=== ENTRIES SUPPLIED ===
— Begin —

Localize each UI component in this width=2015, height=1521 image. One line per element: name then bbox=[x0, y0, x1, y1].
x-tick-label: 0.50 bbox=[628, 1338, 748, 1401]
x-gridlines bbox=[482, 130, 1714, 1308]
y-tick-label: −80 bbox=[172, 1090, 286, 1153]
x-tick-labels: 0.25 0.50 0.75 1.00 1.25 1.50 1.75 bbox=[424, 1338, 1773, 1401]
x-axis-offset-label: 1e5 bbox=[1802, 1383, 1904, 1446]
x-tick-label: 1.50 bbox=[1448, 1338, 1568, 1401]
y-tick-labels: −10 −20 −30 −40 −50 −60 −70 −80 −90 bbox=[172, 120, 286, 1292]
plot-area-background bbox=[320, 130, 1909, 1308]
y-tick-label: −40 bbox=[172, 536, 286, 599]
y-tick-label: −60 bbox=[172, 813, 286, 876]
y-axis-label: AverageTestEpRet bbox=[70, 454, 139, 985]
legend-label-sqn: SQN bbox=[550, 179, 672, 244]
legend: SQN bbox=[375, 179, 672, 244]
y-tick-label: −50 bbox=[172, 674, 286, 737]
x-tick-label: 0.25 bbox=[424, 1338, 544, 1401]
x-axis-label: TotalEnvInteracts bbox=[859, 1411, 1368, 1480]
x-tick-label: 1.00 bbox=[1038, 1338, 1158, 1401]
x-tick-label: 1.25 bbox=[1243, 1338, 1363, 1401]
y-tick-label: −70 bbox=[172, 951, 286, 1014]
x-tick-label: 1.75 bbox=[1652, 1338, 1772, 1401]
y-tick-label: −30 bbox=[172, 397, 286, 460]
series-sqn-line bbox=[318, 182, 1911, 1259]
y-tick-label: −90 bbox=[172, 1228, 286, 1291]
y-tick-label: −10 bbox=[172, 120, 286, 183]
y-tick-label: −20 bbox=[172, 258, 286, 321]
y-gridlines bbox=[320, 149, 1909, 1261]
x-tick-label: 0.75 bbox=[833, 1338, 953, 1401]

— End —
— Begin —

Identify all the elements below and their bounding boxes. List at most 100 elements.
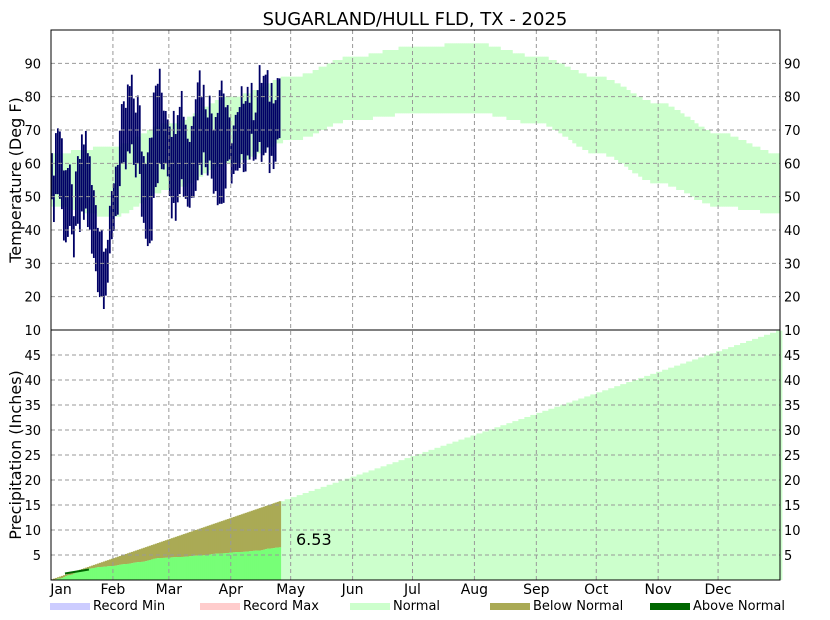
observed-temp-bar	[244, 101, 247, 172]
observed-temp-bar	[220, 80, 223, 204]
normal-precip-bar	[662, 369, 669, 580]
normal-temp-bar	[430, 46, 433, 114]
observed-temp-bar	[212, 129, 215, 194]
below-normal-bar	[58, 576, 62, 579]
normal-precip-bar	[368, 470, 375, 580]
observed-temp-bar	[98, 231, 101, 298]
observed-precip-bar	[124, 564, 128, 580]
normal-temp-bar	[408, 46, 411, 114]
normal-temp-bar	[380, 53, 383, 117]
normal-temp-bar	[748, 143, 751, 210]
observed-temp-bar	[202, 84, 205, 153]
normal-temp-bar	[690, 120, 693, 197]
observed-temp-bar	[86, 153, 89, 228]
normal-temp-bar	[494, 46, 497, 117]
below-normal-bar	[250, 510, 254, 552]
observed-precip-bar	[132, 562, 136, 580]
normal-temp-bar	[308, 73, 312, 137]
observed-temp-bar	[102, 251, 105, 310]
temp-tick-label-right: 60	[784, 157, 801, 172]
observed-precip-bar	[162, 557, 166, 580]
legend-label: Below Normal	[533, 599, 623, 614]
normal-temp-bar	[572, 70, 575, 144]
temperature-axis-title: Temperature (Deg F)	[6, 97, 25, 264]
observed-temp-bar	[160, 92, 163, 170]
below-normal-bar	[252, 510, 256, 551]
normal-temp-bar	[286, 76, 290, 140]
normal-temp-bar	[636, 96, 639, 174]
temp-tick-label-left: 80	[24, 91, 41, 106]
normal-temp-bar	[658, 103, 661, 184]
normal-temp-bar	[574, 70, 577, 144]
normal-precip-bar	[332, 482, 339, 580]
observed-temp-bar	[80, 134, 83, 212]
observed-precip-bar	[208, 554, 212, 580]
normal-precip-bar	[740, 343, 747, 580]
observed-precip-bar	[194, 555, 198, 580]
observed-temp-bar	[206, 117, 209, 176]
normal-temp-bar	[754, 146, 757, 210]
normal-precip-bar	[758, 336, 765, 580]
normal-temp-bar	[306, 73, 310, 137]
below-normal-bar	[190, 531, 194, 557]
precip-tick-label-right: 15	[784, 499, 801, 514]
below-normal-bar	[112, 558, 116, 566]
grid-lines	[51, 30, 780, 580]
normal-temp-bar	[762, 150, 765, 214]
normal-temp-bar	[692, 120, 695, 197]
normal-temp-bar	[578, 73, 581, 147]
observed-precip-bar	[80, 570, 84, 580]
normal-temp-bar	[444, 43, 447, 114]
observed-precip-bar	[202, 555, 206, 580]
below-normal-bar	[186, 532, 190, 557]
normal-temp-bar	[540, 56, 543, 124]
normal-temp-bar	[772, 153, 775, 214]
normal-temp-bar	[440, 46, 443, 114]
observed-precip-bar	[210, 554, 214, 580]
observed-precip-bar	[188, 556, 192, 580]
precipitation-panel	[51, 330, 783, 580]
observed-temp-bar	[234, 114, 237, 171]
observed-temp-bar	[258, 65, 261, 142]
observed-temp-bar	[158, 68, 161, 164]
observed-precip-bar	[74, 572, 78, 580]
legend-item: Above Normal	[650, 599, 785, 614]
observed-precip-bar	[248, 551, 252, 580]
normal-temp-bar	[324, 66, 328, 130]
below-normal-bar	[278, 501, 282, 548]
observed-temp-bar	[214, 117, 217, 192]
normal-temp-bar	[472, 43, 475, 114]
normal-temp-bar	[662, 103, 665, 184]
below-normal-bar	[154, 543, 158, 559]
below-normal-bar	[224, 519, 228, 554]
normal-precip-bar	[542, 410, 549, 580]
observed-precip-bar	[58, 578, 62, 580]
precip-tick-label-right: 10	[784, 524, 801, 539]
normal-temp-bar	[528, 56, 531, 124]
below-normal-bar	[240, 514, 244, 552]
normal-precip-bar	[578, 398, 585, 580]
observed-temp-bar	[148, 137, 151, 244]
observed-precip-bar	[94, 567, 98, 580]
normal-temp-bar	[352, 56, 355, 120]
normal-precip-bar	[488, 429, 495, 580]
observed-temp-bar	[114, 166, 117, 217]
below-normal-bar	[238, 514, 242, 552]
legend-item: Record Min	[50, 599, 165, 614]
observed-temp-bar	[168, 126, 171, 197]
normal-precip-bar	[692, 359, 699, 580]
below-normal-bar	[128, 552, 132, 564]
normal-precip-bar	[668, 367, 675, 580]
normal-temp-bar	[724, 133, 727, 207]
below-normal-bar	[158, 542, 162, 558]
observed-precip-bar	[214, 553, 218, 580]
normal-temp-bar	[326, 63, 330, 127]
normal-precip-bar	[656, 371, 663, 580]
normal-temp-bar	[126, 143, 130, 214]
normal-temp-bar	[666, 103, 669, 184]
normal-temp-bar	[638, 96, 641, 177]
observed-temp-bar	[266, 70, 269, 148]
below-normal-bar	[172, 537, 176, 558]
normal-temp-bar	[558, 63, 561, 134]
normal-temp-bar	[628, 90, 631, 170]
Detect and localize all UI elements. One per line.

— End —

=== GOAL ===
Copy the material from the line with "Localize each UI" to the line with "y-tick-label: −80 bbox=[172, 1090, 286, 1153]", replacing "UI component" with "interface component" and changing nothing else.

=== ANSWER TO THE TASK ===
Localize each interface component in this width=2015, height=1521 image. One line per element: name then bbox=[x0, y0, x1, y1].
x-tick-label: 0.50 bbox=[628, 1338, 748, 1401]
x-gridlines bbox=[482, 130, 1714, 1308]
y-tick-label: −80 bbox=[172, 1090, 286, 1153]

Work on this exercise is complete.